Objective:
Copy every line of the listing exactly.

Record set:
[start]

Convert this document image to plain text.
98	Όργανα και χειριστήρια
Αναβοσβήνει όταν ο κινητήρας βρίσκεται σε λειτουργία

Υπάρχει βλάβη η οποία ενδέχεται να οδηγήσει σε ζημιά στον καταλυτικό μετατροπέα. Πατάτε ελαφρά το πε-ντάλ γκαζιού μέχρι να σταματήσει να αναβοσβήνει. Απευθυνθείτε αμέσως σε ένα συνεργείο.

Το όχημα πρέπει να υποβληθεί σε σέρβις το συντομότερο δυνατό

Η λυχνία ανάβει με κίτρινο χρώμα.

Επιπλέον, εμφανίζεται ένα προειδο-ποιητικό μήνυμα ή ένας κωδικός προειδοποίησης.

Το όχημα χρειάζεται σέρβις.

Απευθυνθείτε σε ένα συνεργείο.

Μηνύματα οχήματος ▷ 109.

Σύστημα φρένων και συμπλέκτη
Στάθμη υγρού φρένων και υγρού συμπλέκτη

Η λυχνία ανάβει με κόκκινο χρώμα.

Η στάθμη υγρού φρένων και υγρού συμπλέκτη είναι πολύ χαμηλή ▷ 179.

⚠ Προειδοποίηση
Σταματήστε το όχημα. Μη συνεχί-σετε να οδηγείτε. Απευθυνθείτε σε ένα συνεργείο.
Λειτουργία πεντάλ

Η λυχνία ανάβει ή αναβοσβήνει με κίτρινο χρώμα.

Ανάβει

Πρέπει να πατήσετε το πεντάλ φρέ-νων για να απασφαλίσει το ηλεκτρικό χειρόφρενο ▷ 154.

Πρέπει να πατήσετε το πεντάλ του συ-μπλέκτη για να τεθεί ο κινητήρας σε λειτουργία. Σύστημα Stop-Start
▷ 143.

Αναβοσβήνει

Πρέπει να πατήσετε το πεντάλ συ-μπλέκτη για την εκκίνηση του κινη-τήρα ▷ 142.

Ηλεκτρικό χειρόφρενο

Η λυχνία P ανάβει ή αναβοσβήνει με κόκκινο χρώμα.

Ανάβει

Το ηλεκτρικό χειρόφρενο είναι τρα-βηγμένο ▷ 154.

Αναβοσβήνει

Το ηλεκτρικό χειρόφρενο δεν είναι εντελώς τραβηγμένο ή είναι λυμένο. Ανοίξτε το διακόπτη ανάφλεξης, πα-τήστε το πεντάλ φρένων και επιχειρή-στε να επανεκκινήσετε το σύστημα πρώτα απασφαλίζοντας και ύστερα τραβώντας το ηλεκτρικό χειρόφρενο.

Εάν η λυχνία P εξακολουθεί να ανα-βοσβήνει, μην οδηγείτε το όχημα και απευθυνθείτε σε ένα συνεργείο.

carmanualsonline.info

[end]

The completed task:
Convert this document image to plain text.
98	Όργανα και χειριστήρια
Αναβοσβήνει όταν ο κινητήρας βρίσκεται σε λειτουργία

Υπάρχει βλάβη η οποία ενδέχεται να οδηγήσει σε ζημιά στον καταλυτικό μετατροπέα. Πατάτε ελαφρά το πε-ντάλ γκαζιού μέχρι να σταματήσει να αναβοσβήνει. Απευθυνθείτε αμέσως σε ένα συνεργείο.

Το όχημα πρέπει να υποβληθεί σε σέρβις το συντομότερο δυνατό

Η λυχνία ανάβει με κίτρινο χρώμα.

Επιπλέον, εμφανίζεται ένα προειδο-ποιητικό μήνυμα ή ένας κωδικός προειδοποίησης.

Το όχημα χρειάζεται σέρβις.

Απευθυνθείτε σε ένα συνεργείο.

Μηνύματα οχήματος ▷ 109.

Σύστημα φρένων και συμπλέκτη
Στάθμη υγρού φρένων και υγρού συμπλέκτη

Η λυχνία ανάβει με κόκκινο χρώμα.

Η στάθμη υγρού φρένων και υγρού συμπλέκτη είναι πολύ χαμηλή ▷ 179.

⚠ Προειδοποίηση
Σταματήστε το όχημα. Μη συνεχί-σετε να οδηγείτε. Απευθυνθείτε σε ένα συνεργείο.
Λειτουργία πεντάλ

Η λυχνία ανάβει ή αναβοσβήνει με κίτρινο χρώμα.

Ανάβει

Πρέπει να πατήσετε το πεντάλ φρέ-νων για να απασφαλίσει το ηλεκτρικό χειρόφρενο ▷ 154.

Πρέπει να πατήσετε το πεντάλ του συ-μπλέκτη για να τεθεί ο κινητήρας σε λειτουργία. Σύστημα Stop-Start
▷ 143.

Αναβοσβήνει

Πρέπει να πατήσετε το πεντάλ συ-μπλέκτη για την εκκίνηση του κινη-τήρα ▷ 142.

Ηλεκτρικό χειρόφρενο

Η λυχνία P ανάβει ή αναβοσβήνει με κόκκινο χρώμα.

Ανάβει

Το ηλεκτρικό χειρόφρενο είναι τρα-βηγμένο ▷ 154.

Αναβοσβήνει

Το ηλεκτρικό χειρόφρενο δεν είναι εντελώς τραβηγμένο ή είναι λυμένο. Ανοίξτε το διακόπτη ανάφλεξης, πα-τήστε το πεντάλ φρένων και επιχειρή-στε να επανεκκινήσετε το σύστημα πρώτα απασφαλίζοντας και ύστερα τραβώντας το ηλεκτρικό χειρόφρενο.

Εάν η λυχνία P εξακολουθεί να ανα-βοσβήνει, μην οδηγείτε το όχημα και απευθυνθείτε σε ένα συνεργείο.

carmanualsonline.info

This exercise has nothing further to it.